> WHAT YOU WILL DO: Print the entire listing. Each line must match the original exactly.

═══ DATASET

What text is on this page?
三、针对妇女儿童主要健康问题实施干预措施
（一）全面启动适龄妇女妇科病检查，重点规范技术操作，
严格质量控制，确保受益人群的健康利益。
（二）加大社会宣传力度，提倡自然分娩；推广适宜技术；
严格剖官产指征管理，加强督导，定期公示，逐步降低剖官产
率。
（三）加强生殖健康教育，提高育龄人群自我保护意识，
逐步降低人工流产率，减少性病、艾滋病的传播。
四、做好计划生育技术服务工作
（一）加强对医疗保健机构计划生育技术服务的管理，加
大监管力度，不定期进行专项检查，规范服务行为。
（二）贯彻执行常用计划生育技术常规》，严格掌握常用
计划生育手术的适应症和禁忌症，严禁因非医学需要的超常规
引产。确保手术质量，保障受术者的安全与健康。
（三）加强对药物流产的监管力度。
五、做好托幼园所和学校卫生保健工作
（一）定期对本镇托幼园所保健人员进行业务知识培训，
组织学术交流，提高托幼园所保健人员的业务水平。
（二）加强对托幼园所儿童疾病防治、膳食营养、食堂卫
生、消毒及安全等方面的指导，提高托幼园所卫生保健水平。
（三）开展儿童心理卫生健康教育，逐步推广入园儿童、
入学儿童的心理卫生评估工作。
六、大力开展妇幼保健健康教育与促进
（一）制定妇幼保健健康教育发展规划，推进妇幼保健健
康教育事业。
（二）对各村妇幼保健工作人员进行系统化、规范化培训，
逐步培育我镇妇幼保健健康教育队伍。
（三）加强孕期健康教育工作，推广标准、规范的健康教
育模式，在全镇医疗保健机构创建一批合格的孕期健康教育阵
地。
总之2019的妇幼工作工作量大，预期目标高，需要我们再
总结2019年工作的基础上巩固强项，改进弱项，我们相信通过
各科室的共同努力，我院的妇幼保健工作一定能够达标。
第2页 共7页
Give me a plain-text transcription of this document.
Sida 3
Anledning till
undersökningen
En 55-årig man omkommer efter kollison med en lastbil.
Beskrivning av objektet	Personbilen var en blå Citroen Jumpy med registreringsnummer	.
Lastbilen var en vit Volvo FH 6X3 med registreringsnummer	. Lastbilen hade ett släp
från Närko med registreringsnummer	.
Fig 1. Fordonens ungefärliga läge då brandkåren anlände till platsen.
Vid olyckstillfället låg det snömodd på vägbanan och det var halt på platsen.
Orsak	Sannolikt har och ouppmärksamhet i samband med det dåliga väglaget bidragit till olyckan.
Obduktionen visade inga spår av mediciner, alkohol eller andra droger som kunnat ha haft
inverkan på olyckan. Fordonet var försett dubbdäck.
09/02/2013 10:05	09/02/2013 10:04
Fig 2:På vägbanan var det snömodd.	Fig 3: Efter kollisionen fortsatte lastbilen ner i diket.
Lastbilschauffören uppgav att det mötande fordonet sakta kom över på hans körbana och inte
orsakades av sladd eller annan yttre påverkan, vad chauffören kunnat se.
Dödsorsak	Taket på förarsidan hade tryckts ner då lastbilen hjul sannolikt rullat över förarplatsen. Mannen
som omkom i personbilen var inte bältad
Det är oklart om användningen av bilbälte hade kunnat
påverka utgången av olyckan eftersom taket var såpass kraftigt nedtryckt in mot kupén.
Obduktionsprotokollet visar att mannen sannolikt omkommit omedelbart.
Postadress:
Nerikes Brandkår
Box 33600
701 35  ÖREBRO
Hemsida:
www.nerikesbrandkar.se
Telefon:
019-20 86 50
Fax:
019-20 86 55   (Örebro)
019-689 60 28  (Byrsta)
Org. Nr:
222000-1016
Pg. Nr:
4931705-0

══════

> TASK SOLUTION:
What text is on this page?
三、针对妇女儿童主要健康问题实施干预措施
（一）全面启动适龄妇女妇科病检查，重点规范技术操作，
严格质量控制，确保受益人群的健康利益。
（二）加大社会宣传力度，提倡自然分娩；推广适宜技术；
严格剖官产指征管理，加强督导，定期公示，逐步降低剖官产
率。
（三）加强生殖健康教育，提高育龄人群自我保护意识，
逐步降低人工流产率，减少性病、艾滋病的传播。
四、做好计划生育技术服务工作
（一）加强对医疗保健机构计划生育技术服务的管理，加
大监管力度，不定期进行专项检查，规范服务行为。
（二）贯彻执行常用计划生育技术常规》，严格掌握常用
计划生育手术的适应症和禁忌症，严禁因非医学需要的超常规
引产。确保手术质量，保障受术者的安全与健康。
（三）加强对药物流产的监管力度。
五、做好托幼园所和学校卫生保健工作
（一）定期对本镇托幼园所保健人员进行业务知识培训，
组织学术交流，提高托幼园所保健人员的业务水平。
（二）加强对托幼园所儿童疾病防治、膳食营养、食堂卫
生、消毒及安全等方面的指导，提高托幼园所卫生保健水平。
（三）开展儿童心理卫生健康教育，逐步推广入园儿童、
入学儿童的心理卫生评估工作。
六、大力开展妇幼保健健康教育与促进
（一）制定妇幼保健健康教育发展规划，推进妇幼保健健
康教育事业。
（二）对各村妇幼保健工作人员进行系统化、规范化培训，
逐步培育我镇妇幼保健健康教育队伍。
（三）加强孕期健康教育工作，推广标准、规范的健康教
育模式，在全镇医疗保健机构创建一批合格的孕期健康教育阵
地。
总之2019的妇幼工作工作量大，预期目标高，需要我们再
总结2019年工作的基础上巩固强项，改进弱项，我们相信通过
各科室的共同努力，我院的妇幼保健工作一定能够达标。
第2页 共7页
Give me a plain-text transcription of this document.
Sida 3
Anledning till
undersökningen
En 55-årig man omkommer efter kollison med en lastbil.
Beskrivning av objektet	Personbilen var en blå Citroen Jumpy med registreringsnummer	.
Lastbilen var en vit Volvo FH 6X3 med registreringsnummer	. Lastbilen hade ett släp
från Närko med registreringsnummer	.
Fig 1. Fordonens ungefärliga läge då brandkåren anlände till platsen.
Vid olyckstillfället låg det snömodd på vägbanan och det var halt på platsen.
Orsak	Sannolikt har och ouppmärksamhet i samband med det dåliga väglaget bidragit till olyckan.
Obduktionen visade inga spår av mediciner, alkohol eller andra droger som kunnat ha haft
inverkan på olyckan. Fordonet var försett dubbdäck.
09/02/2013 10:05	09/02/2013 10:04
Fig 2:På vägbanan var det snömodd.	Fig 3: Efter kollisionen fortsatte lastbilen ner i diket.
Lastbilschauffören uppgav att det mötande fordonet sakta kom över på hans körbana och inte
orsakades av sladd eller annan yttre påverkan, vad chauffören kunnat se.
Dödsorsak	Taket på förarsidan hade tryckts ner då lastbilen hjul sannolikt rullat över förarplatsen. Mannen
som omkom i personbilen var inte bältad
Det är oklart om användningen av bilbälte hade kunnat
påverka utgången av olyckan eftersom taket var såpass kraftigt nedtryckt in mot kupén.
Obduktionsprotokollet visar att mannen sannolikt omkommit omedelbart.
Postadress:
Nerikes Brandkår
Box 33600
701 35  ÖREBRO
Hemsida:
www.nerikesbrandkar.se
Telefon:
019-20 86 50
Fax:
019-20 86 55   (Örebro)
019-689 60 28  (Byrsta)
Org. Nr:
222000-1016
Pg. Nr:
4931705-0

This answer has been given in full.